### THE TASK
Of all the lines in the material, how many contain the word "wire"? State the number alone.

Source data
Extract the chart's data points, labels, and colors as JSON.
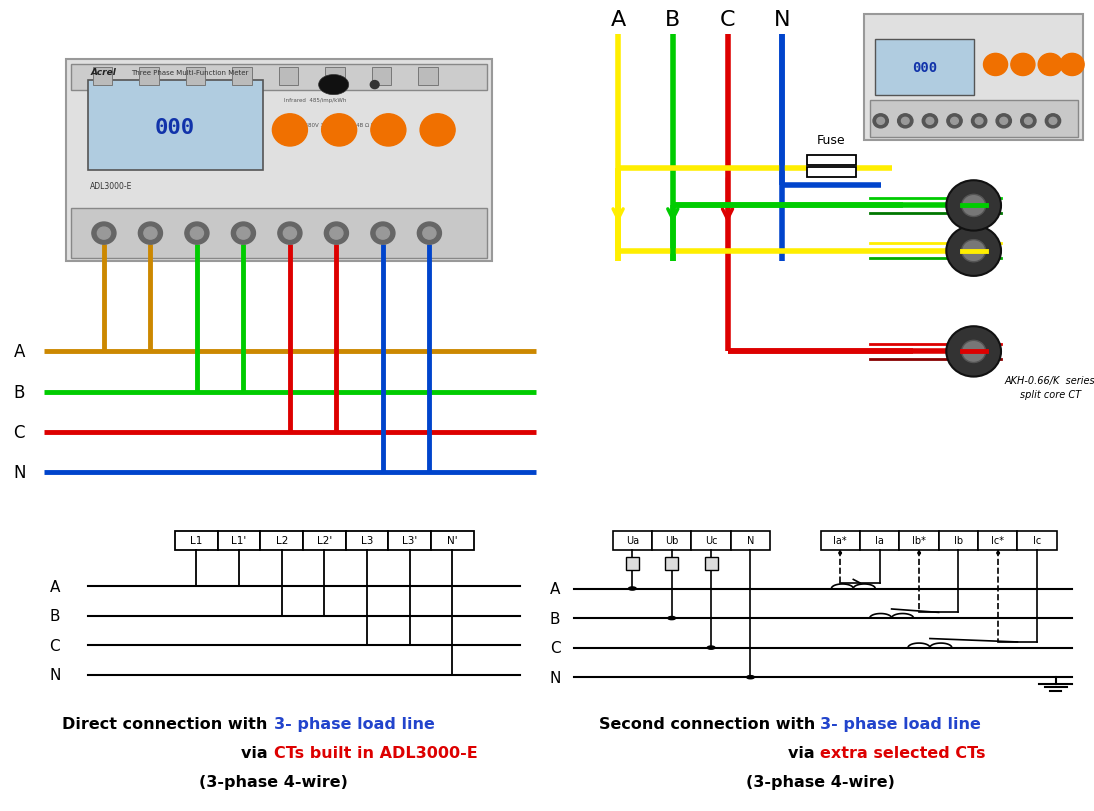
{
  "bg_color": "#ffffff",
  "phase_labels": [
    "A",
    "B",
    "C",
    "N"
  ],
  "phase_colors_left": [
    "#cc8800",
    "#00cc00",
    "#dd0000",
    "#0044cc"
  ],
  "phase_colors_right": [
    "#ffee00",
    "#00cc00",
    "#dd0000",
    "#0044cc"
  ],
  "terminal_labels_left": [
    "L1",
    "L1'",
    "L2",
    "L2'",
    "L3",
    "L3'",
    "N'"
  ],
  "terminal_labels_right_v": [
    "Ua",
    "Ub",
    "Uc",
    "N"
  ],
  "terminal_labels_right_i": [
    "Ia*",
    "Ia",
    "Ib*",
    "Ib",
    "Ic*",
    "Ic"
  ],
  "fuse_label": "Fuse",
  "ct_label": "AKH-0.66/K  series\nsplit core CT",
  "left_cap1_black": "Direct connection with ",
  "left_cap1_blue": "3- phase load line",
  "left_cap2_black": "via ",
  "left_cap2_red": "CTs built in ADL3000-E",
  "left_cap3": "(3-phase 4-wire)",
  "right_cap1_black": "Second connection with ",
  "right_cap1_blue": "3- phase load line",
  "right_cap2_black": "via ",
  "right_cap2_red": "extra selected CTs",
  "right_cap3": "(3-phase 4-wire)"
}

### ANSWER
2